▶ [Problem to solve]
Reproduce every entry exactly and leave its pictures out.

▶ [Material]
-- Begin --
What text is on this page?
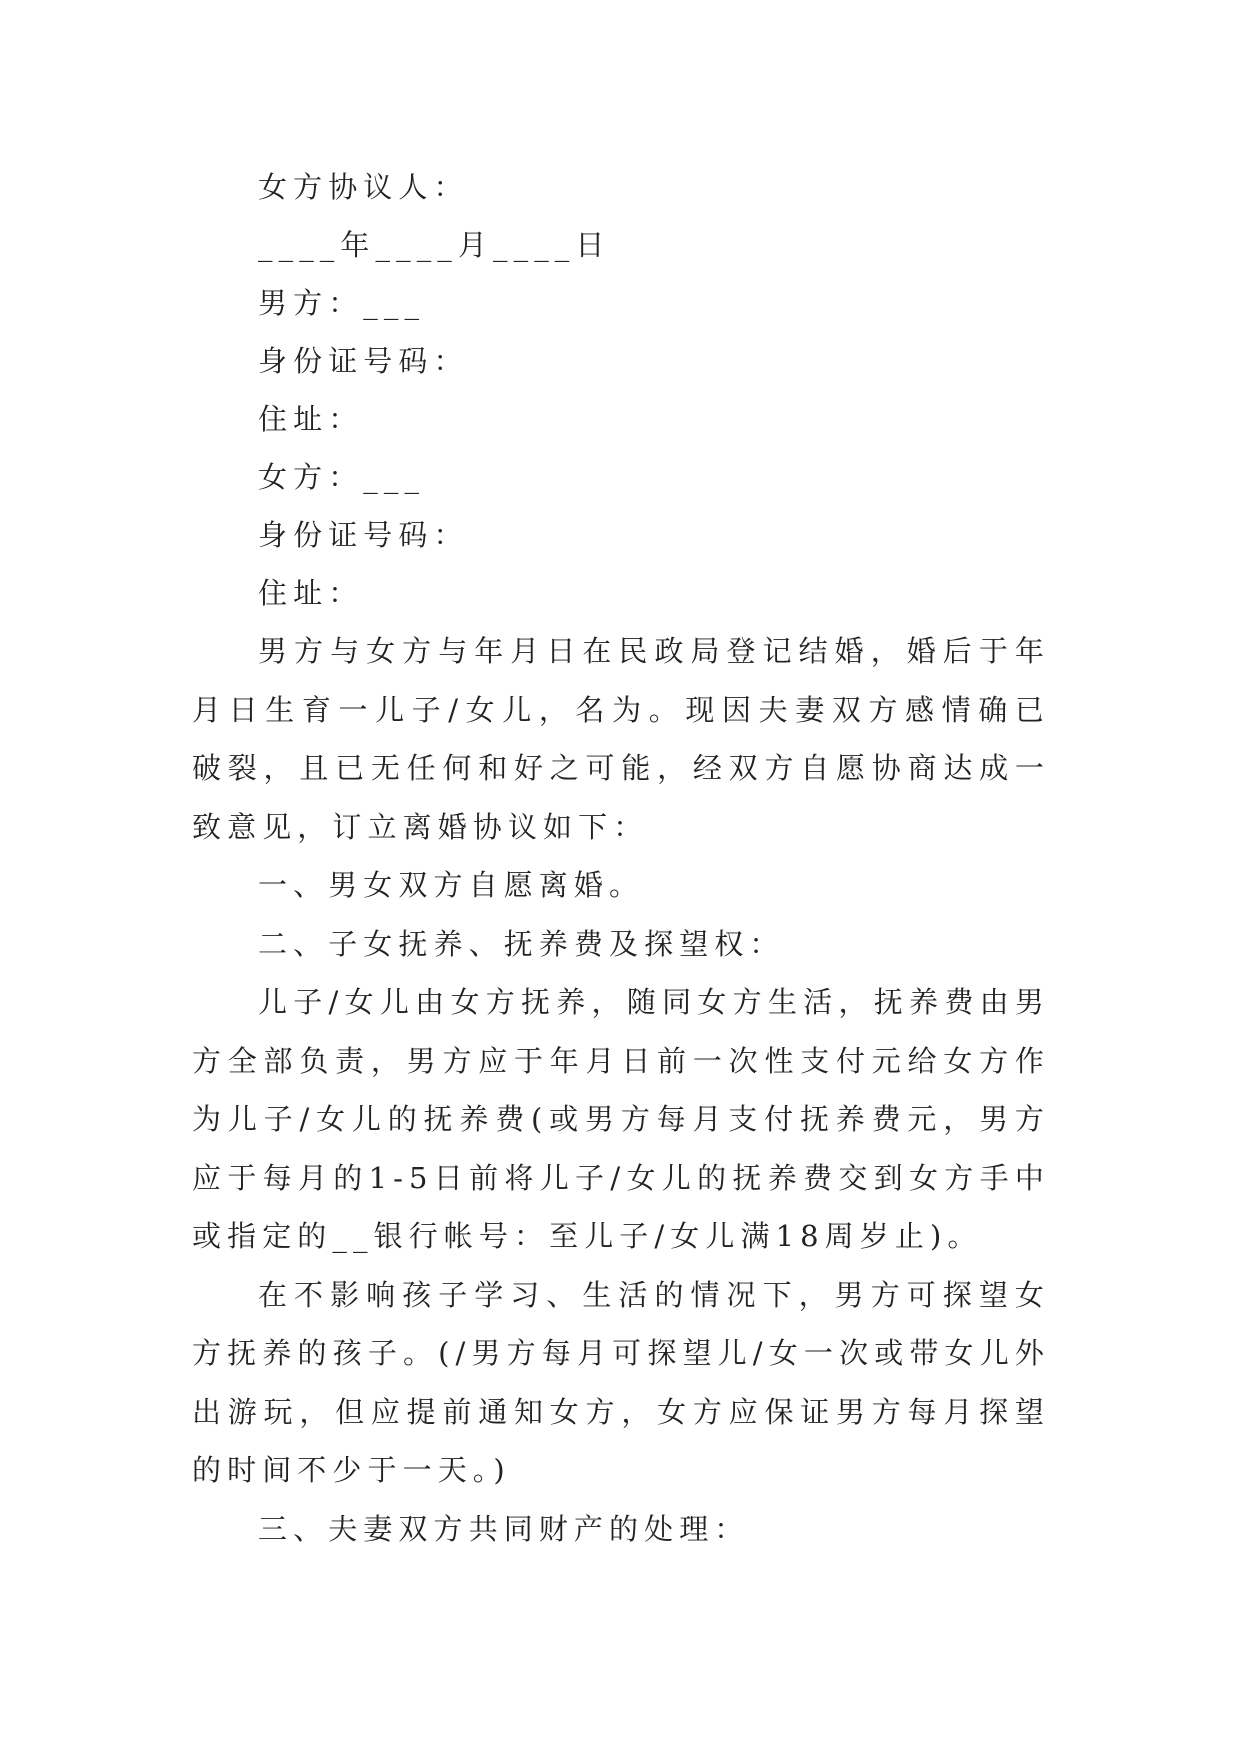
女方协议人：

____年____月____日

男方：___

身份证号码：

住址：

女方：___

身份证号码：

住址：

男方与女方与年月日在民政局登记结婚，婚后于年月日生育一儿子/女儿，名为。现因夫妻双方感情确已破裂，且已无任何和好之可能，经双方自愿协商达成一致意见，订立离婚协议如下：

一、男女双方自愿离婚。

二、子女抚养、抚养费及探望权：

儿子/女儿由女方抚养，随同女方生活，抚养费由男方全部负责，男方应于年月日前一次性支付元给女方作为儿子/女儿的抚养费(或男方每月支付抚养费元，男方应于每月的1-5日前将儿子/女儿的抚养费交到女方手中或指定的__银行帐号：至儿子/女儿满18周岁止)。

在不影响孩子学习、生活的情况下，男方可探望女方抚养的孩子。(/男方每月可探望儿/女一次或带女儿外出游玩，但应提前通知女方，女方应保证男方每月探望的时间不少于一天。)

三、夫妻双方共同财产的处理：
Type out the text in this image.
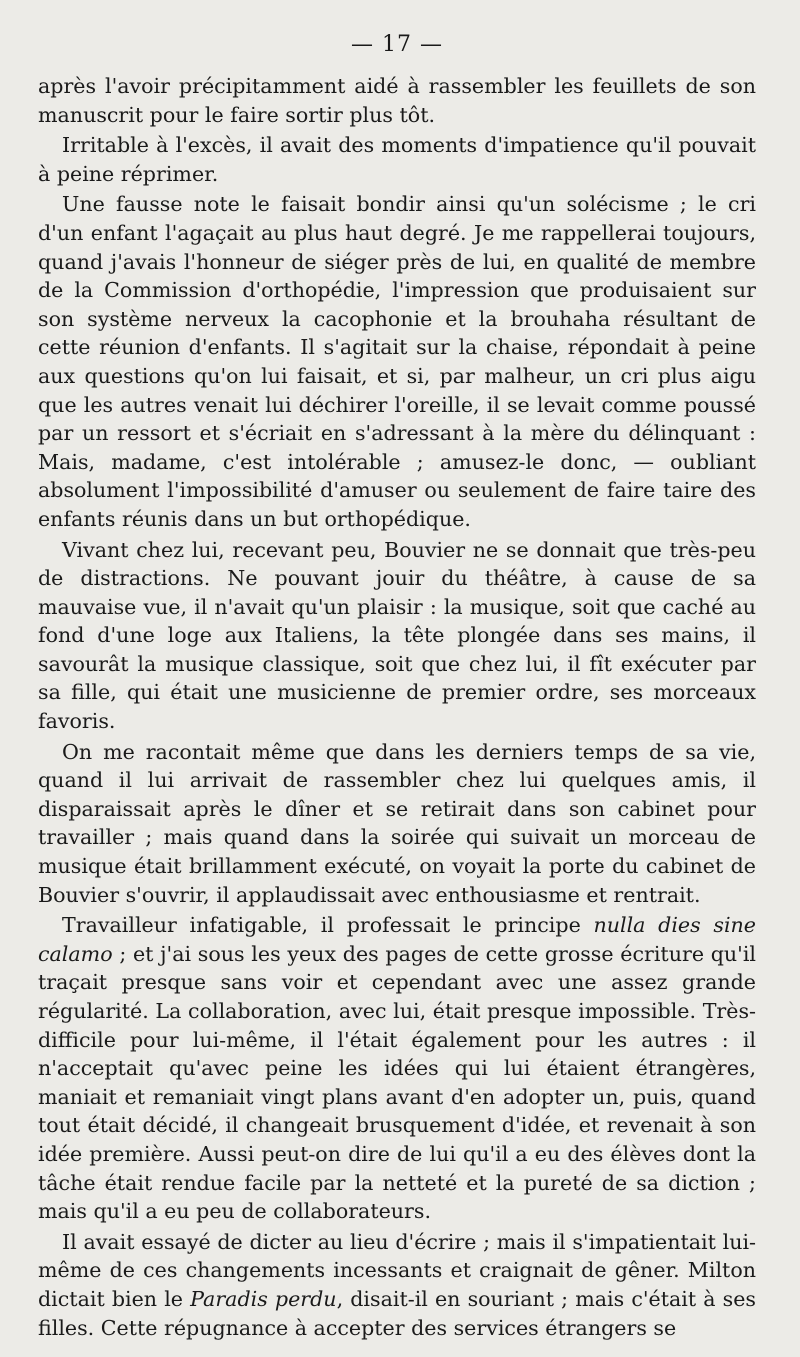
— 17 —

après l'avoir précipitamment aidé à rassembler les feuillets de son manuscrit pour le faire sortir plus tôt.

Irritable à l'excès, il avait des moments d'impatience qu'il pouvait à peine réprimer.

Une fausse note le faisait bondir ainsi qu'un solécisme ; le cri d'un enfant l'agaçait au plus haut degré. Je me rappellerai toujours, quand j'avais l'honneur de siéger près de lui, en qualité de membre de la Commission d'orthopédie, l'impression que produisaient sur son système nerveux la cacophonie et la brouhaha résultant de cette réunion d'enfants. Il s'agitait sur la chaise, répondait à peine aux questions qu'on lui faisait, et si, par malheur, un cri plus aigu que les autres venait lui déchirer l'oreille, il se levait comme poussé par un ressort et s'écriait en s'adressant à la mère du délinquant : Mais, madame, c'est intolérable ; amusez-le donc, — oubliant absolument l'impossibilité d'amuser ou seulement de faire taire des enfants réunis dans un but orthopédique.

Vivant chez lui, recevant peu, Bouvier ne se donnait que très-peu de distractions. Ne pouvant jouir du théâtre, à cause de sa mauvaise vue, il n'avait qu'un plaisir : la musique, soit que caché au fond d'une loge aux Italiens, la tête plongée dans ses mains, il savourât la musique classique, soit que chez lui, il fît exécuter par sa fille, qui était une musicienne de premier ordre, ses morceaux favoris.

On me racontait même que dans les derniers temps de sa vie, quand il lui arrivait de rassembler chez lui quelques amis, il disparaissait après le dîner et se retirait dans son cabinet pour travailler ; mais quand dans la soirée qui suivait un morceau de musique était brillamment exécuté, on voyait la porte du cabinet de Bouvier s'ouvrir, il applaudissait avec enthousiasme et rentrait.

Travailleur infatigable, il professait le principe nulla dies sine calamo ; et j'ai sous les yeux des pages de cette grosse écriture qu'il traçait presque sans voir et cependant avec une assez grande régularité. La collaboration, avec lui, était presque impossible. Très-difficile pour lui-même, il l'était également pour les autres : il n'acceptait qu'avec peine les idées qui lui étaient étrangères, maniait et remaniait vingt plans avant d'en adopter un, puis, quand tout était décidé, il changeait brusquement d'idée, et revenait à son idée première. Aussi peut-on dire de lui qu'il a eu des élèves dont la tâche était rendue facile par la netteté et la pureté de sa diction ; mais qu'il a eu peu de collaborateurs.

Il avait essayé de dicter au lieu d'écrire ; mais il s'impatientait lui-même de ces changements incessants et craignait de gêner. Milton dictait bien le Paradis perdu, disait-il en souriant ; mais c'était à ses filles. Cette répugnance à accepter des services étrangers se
-- End --
▶ [Expected output]
What text is on this page?
女方协议人：

____年____月____日

男方：___

身份证号码：

住址：

女方：___

身份证号码：

住址：

男方与女方与年月日在民政局登记结婚，婚后于年月日生育一儿子/女儿，名为。现因夫妻双方感情确已破裂，且已无任何和好之可能，经双方自愿协商达成一致意见，订立离婚协议如下：

一、男女双方自愿离婚。

二、子女抚养、抚养费及探望权：

儿子/女儿由女方抚养，随同女方生活，抚养费由男方全部负责，男方应于年月日前一次性支付元给女方作为儿子/女儿的抚养费(或男方每月支付抚养费元，男方应于每月的1-5日前将儿子/女儿的抚养费交到女方手中或指定的__银行帐号：至儿子/女儿满18周岁止)。

在不影响孩子学习、生活的情况下，男方可探望女方抚养的孩子。(/男方每月可探望儿/女一次或带女儿外出游玩，但应提前通知女方，女方应保证男方每月探望的时间不少于一天。)

三、夫妻双方共同财产的处理：
Type out the text in this image.
— 17 —

après l'avoir précipitamment aidé à rassembler les feuillets de son manuscrit pour le faire sortir plus tôt.

Irritable à l'excès, il avait des moments d'impatience qu'il pouvait à peine réprimer.

Une fausse note le faisait bondir ainsi qu'un solécisme ; le cri d'un enfant l'agaçait au plus haut degré. Je me rappellerai toujours, quand j'avais l'honneur de siéger près de lui, en qualité de membre de la Commission d'orthopédie, l'impression que produisaient sur son système nerveux la cacophonie et la brouhaha résultant de cette réunion d'enfants. Il s'agitait sur la chaise, répondait à peine aux questions qu'on lui faisait, et si, par malheur, un cri plus aigu que les autres venait lui déchirer l'oreille, il se levait comme poussé par un ressort et s'écriait en s'adressant à la mère du délinquant : Mais, madame, c'est intolérable ; amusez-le donc, — oubliant absolument l'impossibilité d'amuser ou seulement de faire taire des enfants réunis dans un but orthopédique.

Vivant chez lui, recevant peu, Bouvier ne se donnait que très-peu de distractions. Ne pouvant jouir du théâtre, à cause de sa mauvaise vue, il n'avait qu'un plaisir : la musique, soit que caché au fond d'une loge aux Italiens, la tête plongée dans ses mains, il savourât la musique classique, soit que chez lui, il fît exécuter par sa fille, qui était une musicienne de premier ordre, ses morceaux favoris.

On me racontait même que dans les derniers temps de sa vie, quand il lui arrivait de rassembler chez lui quelques amis, il disparaissait après le dîner et se retirait dans son cabinet pour travailler ; mais quand dans la soirée qui suivait un morceau de musique était brillamment exécuté, on voyait la porte du cabinet de Bouvier s'ouvrir, il applaudissait avec enthousiasme et rentrait.

Travailleur infatigable, il professait le principe nulla dies sine calamo ; et j'ai sous les yeux des pages de cette grosse écriture qu'il traçait presque sans voir et cependant avec une assez grande régularité. La collaboration, avec lui, était presque impossible. Très-difficile pour lui-même, il l'était également pour les autres : il n'acceptait qu'avec peine les idées qui lui étaient étrangères, maniait et remaniait vingt plans avant d'en adopter un, puis, quand tout était décidé, il changeait brusquement d'idée, et revenait à son idée première. Aussi peut-on dire de lui qu'il a eu des élèves dont la tâche était rendue facile par la netteté et la pureté de sa diction ; mais qu'il a eu peu de collaborateurs.

Il avait essayé de dicter au lieu d'écrire ; mais il s'impatientait lui-même de ces changements incessants et craignait de gêner. Milton dictait bien le Paradis perdu, disait-il en souriant ; mais c'était à ses filles. Cette répugnance à accepter des services étrangers se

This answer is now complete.